The exercise ▸ Copy every line that holds "know".

Listed records ▸
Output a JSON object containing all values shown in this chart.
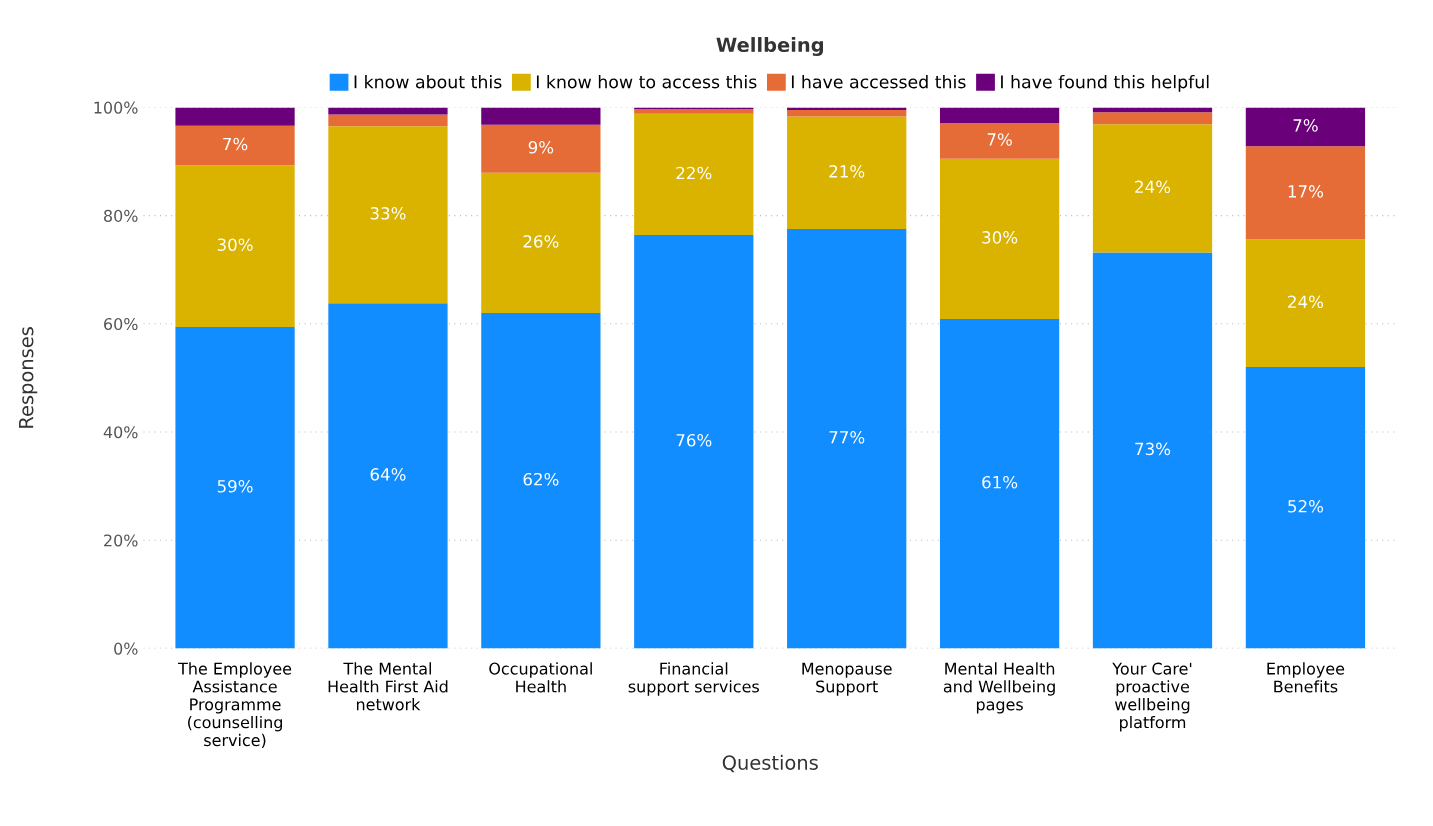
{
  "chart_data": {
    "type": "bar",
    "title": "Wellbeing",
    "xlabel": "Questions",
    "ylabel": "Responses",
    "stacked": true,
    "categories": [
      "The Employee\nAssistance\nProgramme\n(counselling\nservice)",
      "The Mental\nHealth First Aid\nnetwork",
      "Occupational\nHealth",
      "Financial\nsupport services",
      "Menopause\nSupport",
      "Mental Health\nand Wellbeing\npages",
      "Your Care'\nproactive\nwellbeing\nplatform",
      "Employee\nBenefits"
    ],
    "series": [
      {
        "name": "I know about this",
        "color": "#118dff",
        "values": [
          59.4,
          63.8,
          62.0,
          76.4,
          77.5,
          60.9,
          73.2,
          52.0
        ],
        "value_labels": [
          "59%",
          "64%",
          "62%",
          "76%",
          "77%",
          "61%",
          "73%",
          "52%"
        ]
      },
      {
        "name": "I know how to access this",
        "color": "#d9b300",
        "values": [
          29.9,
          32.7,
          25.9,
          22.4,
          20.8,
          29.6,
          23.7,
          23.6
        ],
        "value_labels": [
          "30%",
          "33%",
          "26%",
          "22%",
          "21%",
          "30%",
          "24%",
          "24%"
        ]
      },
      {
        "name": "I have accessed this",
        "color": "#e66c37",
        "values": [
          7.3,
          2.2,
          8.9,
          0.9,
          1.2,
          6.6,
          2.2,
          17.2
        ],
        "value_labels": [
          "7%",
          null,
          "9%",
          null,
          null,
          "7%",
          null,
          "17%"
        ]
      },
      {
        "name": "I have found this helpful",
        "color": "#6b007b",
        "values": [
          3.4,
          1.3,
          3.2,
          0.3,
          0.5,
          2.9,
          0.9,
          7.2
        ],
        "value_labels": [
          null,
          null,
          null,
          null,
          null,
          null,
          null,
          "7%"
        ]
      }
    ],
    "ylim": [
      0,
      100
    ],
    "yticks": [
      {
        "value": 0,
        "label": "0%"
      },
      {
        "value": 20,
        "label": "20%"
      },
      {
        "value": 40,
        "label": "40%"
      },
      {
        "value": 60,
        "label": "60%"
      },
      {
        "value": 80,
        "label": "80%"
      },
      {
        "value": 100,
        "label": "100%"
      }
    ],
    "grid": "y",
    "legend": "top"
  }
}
--
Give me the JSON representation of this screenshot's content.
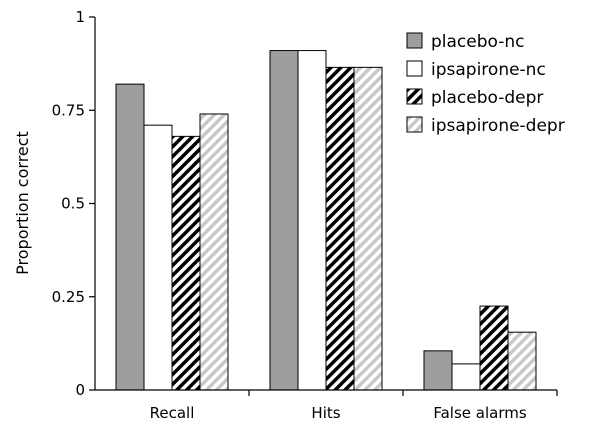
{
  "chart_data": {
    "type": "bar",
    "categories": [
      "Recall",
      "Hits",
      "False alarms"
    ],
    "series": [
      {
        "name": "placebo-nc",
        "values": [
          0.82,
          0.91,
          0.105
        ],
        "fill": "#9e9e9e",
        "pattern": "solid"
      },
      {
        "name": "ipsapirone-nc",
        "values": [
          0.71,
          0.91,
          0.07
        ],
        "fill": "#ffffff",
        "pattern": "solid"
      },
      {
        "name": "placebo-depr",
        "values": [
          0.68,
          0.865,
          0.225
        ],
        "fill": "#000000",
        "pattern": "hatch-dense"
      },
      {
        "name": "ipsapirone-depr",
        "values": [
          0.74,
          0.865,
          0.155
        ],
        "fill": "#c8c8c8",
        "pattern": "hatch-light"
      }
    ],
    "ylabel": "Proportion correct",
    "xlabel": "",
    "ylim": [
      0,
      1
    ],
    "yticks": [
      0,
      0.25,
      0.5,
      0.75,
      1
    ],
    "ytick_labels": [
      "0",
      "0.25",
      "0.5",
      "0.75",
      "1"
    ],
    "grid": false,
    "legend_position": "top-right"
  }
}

The answer ▸
        "name": "I know about this",
        "name": "I know how to access this",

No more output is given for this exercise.